Veri öğeleri:
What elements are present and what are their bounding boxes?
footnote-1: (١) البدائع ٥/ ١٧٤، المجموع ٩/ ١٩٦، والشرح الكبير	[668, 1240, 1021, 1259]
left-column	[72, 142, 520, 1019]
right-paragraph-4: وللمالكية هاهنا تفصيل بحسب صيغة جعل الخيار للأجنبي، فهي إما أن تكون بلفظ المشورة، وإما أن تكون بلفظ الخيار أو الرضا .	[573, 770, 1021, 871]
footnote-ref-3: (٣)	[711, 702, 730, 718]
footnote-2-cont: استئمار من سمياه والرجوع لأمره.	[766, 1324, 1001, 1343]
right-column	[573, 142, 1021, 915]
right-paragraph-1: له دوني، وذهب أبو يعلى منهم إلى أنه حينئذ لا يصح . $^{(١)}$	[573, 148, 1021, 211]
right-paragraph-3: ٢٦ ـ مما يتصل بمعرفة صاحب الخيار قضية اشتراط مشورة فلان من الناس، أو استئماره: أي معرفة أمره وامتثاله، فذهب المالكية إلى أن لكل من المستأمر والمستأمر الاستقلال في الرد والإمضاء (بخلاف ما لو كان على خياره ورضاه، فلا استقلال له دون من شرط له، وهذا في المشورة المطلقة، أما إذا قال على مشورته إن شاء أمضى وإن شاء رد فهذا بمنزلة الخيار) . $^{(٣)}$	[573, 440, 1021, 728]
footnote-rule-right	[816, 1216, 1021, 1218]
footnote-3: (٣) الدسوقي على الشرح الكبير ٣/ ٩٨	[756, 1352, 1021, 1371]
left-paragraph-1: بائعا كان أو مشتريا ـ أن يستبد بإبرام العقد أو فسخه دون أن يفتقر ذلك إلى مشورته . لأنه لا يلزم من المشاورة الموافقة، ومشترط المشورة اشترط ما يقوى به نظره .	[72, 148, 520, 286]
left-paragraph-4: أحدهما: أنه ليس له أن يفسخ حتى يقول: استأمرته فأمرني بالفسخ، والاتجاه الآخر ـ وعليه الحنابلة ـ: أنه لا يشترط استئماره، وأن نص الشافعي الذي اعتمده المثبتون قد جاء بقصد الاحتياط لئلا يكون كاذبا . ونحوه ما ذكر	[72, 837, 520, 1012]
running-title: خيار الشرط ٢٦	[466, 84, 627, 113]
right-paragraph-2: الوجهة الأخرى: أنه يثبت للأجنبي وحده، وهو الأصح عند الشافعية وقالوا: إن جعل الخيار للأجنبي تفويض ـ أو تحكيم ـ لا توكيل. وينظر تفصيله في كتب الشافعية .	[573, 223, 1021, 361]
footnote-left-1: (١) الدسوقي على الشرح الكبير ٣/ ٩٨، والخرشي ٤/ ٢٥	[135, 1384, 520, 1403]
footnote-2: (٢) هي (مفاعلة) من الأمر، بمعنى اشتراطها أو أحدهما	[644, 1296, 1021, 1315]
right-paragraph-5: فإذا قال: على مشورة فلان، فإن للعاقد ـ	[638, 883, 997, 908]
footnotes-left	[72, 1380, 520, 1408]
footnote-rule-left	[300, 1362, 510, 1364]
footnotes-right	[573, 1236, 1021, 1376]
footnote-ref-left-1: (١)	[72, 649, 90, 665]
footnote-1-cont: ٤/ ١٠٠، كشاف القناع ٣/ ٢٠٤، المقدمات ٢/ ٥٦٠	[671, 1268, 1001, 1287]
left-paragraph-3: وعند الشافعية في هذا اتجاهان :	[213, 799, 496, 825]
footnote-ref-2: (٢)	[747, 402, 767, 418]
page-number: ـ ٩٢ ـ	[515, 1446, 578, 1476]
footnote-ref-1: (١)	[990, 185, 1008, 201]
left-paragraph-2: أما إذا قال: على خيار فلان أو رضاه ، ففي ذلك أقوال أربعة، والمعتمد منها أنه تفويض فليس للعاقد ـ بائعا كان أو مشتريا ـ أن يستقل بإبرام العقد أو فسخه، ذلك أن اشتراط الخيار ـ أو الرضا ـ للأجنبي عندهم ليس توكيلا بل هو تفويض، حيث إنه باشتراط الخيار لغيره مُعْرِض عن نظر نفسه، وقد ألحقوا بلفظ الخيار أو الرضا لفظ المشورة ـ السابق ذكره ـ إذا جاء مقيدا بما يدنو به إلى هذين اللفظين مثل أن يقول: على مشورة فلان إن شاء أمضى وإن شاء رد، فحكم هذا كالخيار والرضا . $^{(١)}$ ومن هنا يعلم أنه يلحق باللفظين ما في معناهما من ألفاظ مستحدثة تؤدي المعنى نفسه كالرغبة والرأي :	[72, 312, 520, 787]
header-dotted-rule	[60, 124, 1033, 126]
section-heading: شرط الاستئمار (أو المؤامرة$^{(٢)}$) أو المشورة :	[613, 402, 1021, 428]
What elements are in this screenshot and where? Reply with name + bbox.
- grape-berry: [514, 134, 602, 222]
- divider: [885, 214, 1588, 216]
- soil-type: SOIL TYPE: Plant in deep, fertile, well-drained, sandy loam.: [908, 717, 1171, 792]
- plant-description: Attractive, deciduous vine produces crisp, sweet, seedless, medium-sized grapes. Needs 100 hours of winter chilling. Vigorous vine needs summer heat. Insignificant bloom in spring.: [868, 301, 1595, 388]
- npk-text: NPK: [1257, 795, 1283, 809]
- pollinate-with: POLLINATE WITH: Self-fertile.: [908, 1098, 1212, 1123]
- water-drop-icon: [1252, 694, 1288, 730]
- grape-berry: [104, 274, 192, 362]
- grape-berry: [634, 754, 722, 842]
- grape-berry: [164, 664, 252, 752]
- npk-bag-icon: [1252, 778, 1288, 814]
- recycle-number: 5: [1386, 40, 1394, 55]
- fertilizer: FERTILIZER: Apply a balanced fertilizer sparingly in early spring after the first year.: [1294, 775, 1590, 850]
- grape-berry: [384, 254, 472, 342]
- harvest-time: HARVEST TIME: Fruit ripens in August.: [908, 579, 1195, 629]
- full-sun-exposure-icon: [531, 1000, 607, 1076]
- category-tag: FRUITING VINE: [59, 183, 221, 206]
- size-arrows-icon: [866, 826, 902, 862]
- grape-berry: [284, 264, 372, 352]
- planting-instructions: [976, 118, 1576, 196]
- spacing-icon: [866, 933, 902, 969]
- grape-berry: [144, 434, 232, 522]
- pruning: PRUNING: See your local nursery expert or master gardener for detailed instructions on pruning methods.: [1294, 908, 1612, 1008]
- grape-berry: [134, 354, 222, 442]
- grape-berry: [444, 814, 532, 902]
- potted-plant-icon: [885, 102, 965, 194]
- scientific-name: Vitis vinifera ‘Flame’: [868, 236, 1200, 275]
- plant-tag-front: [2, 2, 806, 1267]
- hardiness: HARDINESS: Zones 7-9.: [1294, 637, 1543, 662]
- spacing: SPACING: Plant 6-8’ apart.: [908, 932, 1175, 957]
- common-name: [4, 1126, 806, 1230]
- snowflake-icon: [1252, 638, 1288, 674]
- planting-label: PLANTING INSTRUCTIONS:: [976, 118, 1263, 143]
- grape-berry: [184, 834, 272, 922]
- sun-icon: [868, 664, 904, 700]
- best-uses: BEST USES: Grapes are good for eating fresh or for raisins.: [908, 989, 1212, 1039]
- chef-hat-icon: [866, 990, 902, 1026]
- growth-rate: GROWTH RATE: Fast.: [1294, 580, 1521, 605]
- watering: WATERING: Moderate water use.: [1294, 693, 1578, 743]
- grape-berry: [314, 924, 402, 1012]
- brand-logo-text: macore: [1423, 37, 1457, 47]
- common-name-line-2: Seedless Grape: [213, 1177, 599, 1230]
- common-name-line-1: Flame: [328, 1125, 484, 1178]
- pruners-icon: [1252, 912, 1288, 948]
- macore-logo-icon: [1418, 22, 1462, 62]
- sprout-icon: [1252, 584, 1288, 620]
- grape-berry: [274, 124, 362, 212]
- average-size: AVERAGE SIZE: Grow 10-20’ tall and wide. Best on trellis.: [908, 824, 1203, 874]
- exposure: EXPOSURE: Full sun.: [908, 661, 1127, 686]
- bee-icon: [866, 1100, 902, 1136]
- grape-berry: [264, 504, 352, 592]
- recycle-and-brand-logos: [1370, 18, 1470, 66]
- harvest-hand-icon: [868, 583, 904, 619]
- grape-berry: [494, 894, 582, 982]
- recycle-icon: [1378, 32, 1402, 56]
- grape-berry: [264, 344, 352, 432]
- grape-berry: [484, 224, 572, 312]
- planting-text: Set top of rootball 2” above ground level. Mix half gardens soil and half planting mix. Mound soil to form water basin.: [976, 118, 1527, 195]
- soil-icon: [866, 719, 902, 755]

Hedefiniz:
Öğelerin en başından "649, 90, 665]" ifadesini içeren satıra kadar her şeyi, o satır da dahil olmak üzere, hiçbir değişiklik yapmadan geri yazın.

Tamamlanmış alıştırma:
What elements are present and what are their bounding boxes?
footnote-1: (١) البدائع ٥/ ١٧٤، المجموع ٩/ ١٩٦، والشرح الكبير	[668, 1240, 1021, 1259]
left-column	[72, 142, 520, 1019]
right-paragraph-4: وللمالكية هاهنا تفصيل بحسب صيغة جعل الخيار للأجنبي، فهي إما أن تكون بلفظ المشورة، وإما أن تكون بلفظ الخيار أو الرضا .	[573, 770, 1021, 871]
footnote-ref-3: (٣)	[711, 702, 730, 718]
footnote-2-cont: استئمار من سمياه والرجوع لأمره.	[766, 1324, 1001, 1343]
right-column	[573, 142, 1021, 915]
right-paragraph-1: له دوني، وذهب أبو يعلى منهم إلى أنه حينئذ لا يصح . $^{(١)}$	[573, 148, 1021, 211]
right-paragraph-3: ٢٦ ـ مما يتصل بمعرفة صاحب الخيار قضية اشتراط مشورة فلان من الناس، أو استئماره: أي معرفة أمره وامتثاله، فذهب المالكية إلى أن لكل من المستأمر والمستأمر الاستقلال في الرد والإمضاء (بخلاف ما لو كان على خياره ورضاه، فلا استقلال له دون من شرط له، وهذا في المشورة المطلقة، أما إذا قال على مشورته إن شاء أمضى وإن شاء رد فهذا بمنزلة الخيار) . $^{(٣)}$	[573, 440, 1021, 728]
footnote-rule-right	[816, 1216, 1021, 1218]
footnote-3: (٣) الدسوقي على الشرح الكبير ٣/ ٩٨	[756, 1352, 1021, 1371]
left-paragraph-1: بائعا كان أو مشتريا ـ أن يستبد بإبرام العقد أو فسخه دون أن يفتقر ذلك إلى مشورته . لأنه لا يلزم من المشاورة الموافقة، ومشترط المشورة اشترط ما يقوى به نظره .	[72, 148, 520, 286]
left-paragraph-4: أحدهما: أنه ليس له أن يفسخ حتى يقول: استأمرته فأمرني بالفسخ، والاتجاه الآخر ـ وعليه الحنابلة ـ: أنه لا يشترط استئماره، وأن نص الشافعي الذي اعتمده المثبتون قد جاء بقصد الاحتياط لئلا يكون كاذبا . ونحوه ما ذكر	[72, 837, 520, 1012]
running-title: خيار الشرط ٢٦	[466, 84, 627, 113]
right-paragraph-2: الوجهة الأخرى: أنه يثبت للأجنبي وحده، وهو الأصح عند الشافعية وقالوا: إن جعل الخيار للأجنبي تفويض ـ أو تحكيم ـ لا توكيل. وينظر تفصيله في كتب الشافعية .	[573, 223, 1021, 361]
footnote-left-1: (١) الدسوقي على الشرح الكبير ٣/ ٩٨، والخرشي ٤/ ٢٥	[135, 1384, 520, 1403]
footnote-2: (٢) هي (مفاعلة) من الأمر، بمعنى اشتراطها أو أحدهما	[644, 1296, 1021, 1315]
right-paragraph-5: فإذا قال: على مشورة فلان، فإن للعاقد ـ	[638, 883, 997, 908]
footnotes-left	[72, 1380, 520, 1408]
footnote-rule-left	[300, 1362, 510, 1364]
footnotes-right	[573, 1236, 1021, 1376]
footnote-ref-left-1: (١)	[72, 649, 90, 665]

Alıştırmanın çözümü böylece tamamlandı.